• **EXERCISE DESCRIPTION**
Copy down all of the data underneath, exactly as shown.

─── RECORDS FOR THIS TASK ───

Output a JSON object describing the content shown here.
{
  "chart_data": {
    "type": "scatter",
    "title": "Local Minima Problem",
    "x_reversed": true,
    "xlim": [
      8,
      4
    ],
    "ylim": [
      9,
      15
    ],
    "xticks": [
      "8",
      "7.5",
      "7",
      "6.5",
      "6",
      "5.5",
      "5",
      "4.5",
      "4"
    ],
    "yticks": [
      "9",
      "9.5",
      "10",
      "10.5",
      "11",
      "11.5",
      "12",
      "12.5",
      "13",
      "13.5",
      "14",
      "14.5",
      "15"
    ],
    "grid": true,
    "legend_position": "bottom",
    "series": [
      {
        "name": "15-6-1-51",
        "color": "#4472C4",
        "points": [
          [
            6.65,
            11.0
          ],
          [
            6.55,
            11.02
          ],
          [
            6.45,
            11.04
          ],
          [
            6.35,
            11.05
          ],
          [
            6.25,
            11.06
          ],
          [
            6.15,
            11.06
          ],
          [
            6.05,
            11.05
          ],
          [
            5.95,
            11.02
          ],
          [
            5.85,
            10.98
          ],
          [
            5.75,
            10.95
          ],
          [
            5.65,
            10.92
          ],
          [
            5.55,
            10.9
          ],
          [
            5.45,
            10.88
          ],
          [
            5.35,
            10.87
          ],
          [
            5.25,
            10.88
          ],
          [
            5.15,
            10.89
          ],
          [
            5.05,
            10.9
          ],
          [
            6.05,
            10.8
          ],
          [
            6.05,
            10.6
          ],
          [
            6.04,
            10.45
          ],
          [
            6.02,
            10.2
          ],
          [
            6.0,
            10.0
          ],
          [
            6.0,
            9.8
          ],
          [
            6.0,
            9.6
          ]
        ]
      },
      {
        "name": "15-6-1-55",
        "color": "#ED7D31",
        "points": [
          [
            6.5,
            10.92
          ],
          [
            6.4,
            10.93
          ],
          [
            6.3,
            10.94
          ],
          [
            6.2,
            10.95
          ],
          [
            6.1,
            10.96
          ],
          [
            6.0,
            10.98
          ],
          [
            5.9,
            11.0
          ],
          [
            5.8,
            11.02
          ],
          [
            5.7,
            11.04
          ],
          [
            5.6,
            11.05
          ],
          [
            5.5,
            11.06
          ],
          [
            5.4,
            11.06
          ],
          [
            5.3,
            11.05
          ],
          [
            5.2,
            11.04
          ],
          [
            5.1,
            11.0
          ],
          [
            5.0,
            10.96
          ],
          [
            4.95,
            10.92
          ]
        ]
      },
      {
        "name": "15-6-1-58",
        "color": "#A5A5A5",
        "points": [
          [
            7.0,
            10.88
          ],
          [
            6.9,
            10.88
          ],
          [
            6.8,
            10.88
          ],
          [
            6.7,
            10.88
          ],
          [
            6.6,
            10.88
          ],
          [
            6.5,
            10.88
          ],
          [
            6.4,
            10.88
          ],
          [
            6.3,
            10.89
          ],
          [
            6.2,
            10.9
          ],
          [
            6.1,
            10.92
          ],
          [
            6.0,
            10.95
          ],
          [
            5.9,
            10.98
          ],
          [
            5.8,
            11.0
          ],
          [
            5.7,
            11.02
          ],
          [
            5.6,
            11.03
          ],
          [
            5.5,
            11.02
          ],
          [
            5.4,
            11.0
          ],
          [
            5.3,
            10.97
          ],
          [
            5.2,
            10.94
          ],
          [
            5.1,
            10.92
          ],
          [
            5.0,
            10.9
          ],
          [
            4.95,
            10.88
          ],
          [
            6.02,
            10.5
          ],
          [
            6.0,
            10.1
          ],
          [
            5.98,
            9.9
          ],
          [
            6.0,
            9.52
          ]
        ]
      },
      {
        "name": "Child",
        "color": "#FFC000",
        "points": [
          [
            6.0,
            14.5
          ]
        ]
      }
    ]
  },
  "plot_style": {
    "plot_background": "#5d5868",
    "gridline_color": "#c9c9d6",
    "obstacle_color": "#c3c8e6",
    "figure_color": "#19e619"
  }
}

───

• **TASK ANSWER**
Output a JSON object describing the content shown here.
{
  "chart_data": {
    "type": "scatter",
    "title": "Local Minima Problem",
    "x_reversed": true,
    "xlim": [
      8,
      4
    ],
    "ylim": [
      9,
      15
    ],
    "xticks": [
      "8",
      "7.5",
      "7",
      "6.5",
      "6",
      "5.5",
      "5",
      "4.5",
      "4"
    ],
    "yticks": [
      "9",
      "9.5",
      "10",
      "10.5",
      "11",
      "11.5",
      "12",
      "12.5",
      "13",
      "13.5",
      "14",
      "14.5",
      "15"
    ],
    "grid": true,
    "legend_position": "bottom",
    "series": [
      {
        "name": "15-6-1-51",
        "color": "#4472C4",
        "points": [
          [
            6.65,
            11.0
          ],
          [
            6.55,
            11.02
          ],
          [
            6.45,
            11.04
          ],
          [
            6.35,
            11.05
          ],
          [
            6.25,
            11.06
          ],
          [
            6.15,
            11.06
          ],
          [
            6.05,
            11.05
          ],
          [
            5.95,
            11.02
          ],
          [
            5.85,
            10.98
          ],
          [
            5.75,
            10.95
          ],
          [
            5.65,
            10.92
          ],
          [
            5.55,
            10.9
          ],
          [
            5.45,
            10.88
          ],
          [
            5.35,
            10.87
          ],
          [
            5.25,
            10.88
          ],
          [
            5.15,
            10.89
          ],
          [
            5.05,
            10.9
          ],
          [
            6.05,
            10.8
          ],
          [
            6.05,
            10.6
          ],
          [
            6.04,
            10.45
          ],
          [
            6.02,
            10.2
          ],
          [
            6.0,
            10.0
          ],
          [
            6.0,
            9.8
          ],
          [
            6.0,
            9.6
          ]
        ]
      },
      {
        "name": "15-6-1-55",
        "color": "#ED7D31",
        "points": [
          [
            6.5,
            10.92
          ],
          [
            6.4,
            10.93
          ],
          [
            6.3,
            10.94
          ],
          [
            6.2,
            10.95
          ],
          [
            6.1,
            10.96
          ],
          [
            6.0,
            10.98
          ],
          [
            5.9,
            11.0
          ],
          [
            5.8,
            11.02
          ],
          [
            5.7,
            11.04
          ],
          [
            5.6,
            11.05
          ],
          [
            5.5,
            11.06
          ],
          [
            5.4,
            11.06
          ],
          [
            5.3,
            11.05
          ],
          [
            5.2,
            11.04
          ],
          [
            5.1,
            11.0
          ],
          [
            5.0,
            10.96
          ],
          [
            4.95,
            10.92
          ]
        ]
      },
      {
        "name": "15-6-1-58",
        "color": "#A5A5A5",
        "points": [
          [
            7.0,
            10.88
          ],
          [
            6.9,
            10.88
          ],
          [
            6.8,
            10.88
          ],
          [
            6.7,
            10.88
          ],
          [
            6.6,
            10.88
          ],
          [
            6.5,
            10.88
          ],
          [
            6.4,
            10.88
          ],
          [
            6.3,
            10.89
          ],
          [
            6.2,
            10.9
          ],
          [
            6.1,
            10.92
          ],
          [
            6.0,
            10.95
          ],
          [
            5.9,
            10.98
          ],
          [
            5.8,
            11.0
          ],
          [
            5.7,
            11.02
          ],
          [
            5.6,
            11.03
          ],
          [
            5.5,
            11.02
          ],
          [
            5.4,
            11.0
          ],
          [
            5.3,
            10.97
          ],
          [
            5.2,
            10.94
          ],
          [
            5.1,
            10.92
          ],
          [
            5.0,
            10.9
          ],
          [
            4.95,
            10.88
          ],
          [
            6.02,
            10.5
          ],
          [
            6.0,
            10.1
          ],
          [
            5.98,
            9.9
          ],
          [
            6.0,
            9.52
          ]
        ]
      },
      {
        "name": "Child",
        "color": "#FFC000",
        "points": [
          [
            6.0,
            14.5
          ]
        ]
      }
    ]
  },
  "plot_style": {
    "plot_background": "#5d5868",
    "gridline_color": "#c9c9d6",
    "obstacle_color": "#c3c8e6",
    "figure_color": "#19e619"
  }
}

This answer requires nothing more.